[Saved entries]
──────

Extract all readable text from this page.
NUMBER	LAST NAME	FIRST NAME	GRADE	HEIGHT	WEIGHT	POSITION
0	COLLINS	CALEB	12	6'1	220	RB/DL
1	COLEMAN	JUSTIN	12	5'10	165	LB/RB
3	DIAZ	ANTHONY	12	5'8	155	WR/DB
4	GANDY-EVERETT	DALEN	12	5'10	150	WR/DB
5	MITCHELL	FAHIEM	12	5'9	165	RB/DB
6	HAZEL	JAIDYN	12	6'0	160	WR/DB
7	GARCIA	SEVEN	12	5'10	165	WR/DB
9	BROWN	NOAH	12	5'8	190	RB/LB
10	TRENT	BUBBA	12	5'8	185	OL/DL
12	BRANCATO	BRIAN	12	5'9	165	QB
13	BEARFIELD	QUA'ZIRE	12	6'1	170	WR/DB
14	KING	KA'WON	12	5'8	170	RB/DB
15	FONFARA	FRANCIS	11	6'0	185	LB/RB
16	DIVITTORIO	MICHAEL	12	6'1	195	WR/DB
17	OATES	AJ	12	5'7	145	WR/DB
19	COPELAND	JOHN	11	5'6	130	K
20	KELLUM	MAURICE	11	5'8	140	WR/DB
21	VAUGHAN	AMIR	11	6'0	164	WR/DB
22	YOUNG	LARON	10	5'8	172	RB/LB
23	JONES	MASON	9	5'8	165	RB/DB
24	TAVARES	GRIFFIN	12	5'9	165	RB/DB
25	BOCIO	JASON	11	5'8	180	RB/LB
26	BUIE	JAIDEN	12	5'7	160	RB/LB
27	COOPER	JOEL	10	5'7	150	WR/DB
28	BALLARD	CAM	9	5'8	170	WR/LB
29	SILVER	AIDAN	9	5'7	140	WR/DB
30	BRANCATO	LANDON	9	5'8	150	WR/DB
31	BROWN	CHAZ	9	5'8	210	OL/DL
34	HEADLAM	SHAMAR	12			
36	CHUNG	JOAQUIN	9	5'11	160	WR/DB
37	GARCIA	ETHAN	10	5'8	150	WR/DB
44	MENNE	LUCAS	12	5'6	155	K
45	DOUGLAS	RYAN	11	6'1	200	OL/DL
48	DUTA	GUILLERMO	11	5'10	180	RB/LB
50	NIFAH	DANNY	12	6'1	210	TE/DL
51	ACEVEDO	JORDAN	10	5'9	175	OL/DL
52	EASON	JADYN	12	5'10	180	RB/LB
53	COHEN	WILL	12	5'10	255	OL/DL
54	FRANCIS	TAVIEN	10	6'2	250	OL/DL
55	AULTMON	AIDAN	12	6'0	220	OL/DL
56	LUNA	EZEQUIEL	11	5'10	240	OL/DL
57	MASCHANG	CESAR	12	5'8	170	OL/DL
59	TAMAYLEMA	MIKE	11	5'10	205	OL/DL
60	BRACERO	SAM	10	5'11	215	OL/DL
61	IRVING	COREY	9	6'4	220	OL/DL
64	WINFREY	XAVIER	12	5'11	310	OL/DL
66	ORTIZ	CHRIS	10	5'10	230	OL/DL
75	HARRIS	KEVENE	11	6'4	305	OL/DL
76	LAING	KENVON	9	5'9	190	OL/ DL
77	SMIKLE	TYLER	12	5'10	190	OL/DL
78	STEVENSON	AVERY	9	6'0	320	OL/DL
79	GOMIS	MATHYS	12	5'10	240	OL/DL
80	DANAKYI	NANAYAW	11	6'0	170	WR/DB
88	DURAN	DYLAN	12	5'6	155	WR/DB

──────

## DIRECTIONS FOR THIS TASK
In the material above, find each line that contains the word "AIDAN", and select it.

## OUTPUT OF THE TASK
29	SILVER	AIDAN	9	5'7	140	WR/DB
55	AULTMON	AIDAN	12	6'0	220	OL/DL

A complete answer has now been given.